TASK GOAL: Each entry below must be repeated exactly, with pictures left out.

EXERCISE INPUTS:
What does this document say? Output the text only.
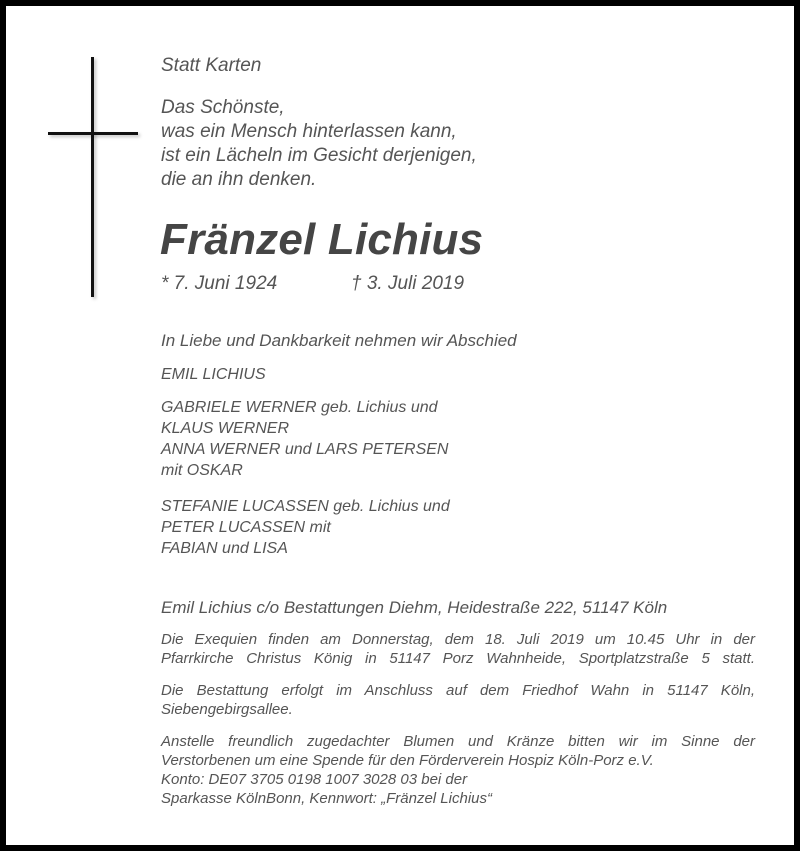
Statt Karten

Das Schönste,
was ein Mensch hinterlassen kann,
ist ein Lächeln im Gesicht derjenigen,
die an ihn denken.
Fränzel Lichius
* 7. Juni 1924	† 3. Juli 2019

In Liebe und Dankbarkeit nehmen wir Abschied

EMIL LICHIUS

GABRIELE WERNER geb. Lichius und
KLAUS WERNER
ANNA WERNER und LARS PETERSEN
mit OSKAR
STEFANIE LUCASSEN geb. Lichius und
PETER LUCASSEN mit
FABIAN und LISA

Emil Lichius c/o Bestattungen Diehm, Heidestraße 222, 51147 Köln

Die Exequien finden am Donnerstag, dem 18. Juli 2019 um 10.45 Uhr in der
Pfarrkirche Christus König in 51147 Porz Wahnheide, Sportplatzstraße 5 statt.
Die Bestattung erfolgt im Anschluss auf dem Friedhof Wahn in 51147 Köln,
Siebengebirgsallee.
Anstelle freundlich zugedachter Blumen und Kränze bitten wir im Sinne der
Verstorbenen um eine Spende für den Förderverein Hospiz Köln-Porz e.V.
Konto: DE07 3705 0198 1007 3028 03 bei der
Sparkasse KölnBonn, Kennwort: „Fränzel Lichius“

EXERCISE RESPONSE:
What does this document say? Output the text only.
Statt Karten

Das Schönste,
was ein Mensch hinterlassen kann,
ist ein Lächeln im Gesicht derjenigen,
die an ihn denken.
Fränzel Lichius
* 7. Juni 1924	† 3. Juli 2019

In Liebe und Dankbarkeit nehmen wir Abschied

EMIL LICHIUS

GABRIELE WERNER geb. Lichius und
KLAUS WERNER
ANNA WERNER und LARS PETERSEN
mit OSKAR
STEFANIE LUCASSEN geb. Lichius und
PETER LUCASSEN mit
FABIAN und LISA

Emil Lichius c/o Bestattungen Diehm, Heidestraße 222, 51147 Köln

Die Exequien finden am Donnerstag, dem 18. Juli 2019 um 10.45 Uhr in der
Pfarrkirche Christus König in 51147 Porz Wahnheide, Sportplatzstraße 5 statt.
Die Bestattung erfolgt im Anschluss auf dem Friedhof Wahn in 51147 Köln,
Siebengebirgsallee.
Anstelle freundlich zugedachter Blumen und Kränze bitten wir im Sinne der
Verstorbenen um eine Spende für den Förderverein Hospiz Köln-Porz e.V.
Konto: DE07 3705 0198 1007 3028 03 bei der
Sparkasse KölnBonn, Kennwort: „Fränzel Lichius“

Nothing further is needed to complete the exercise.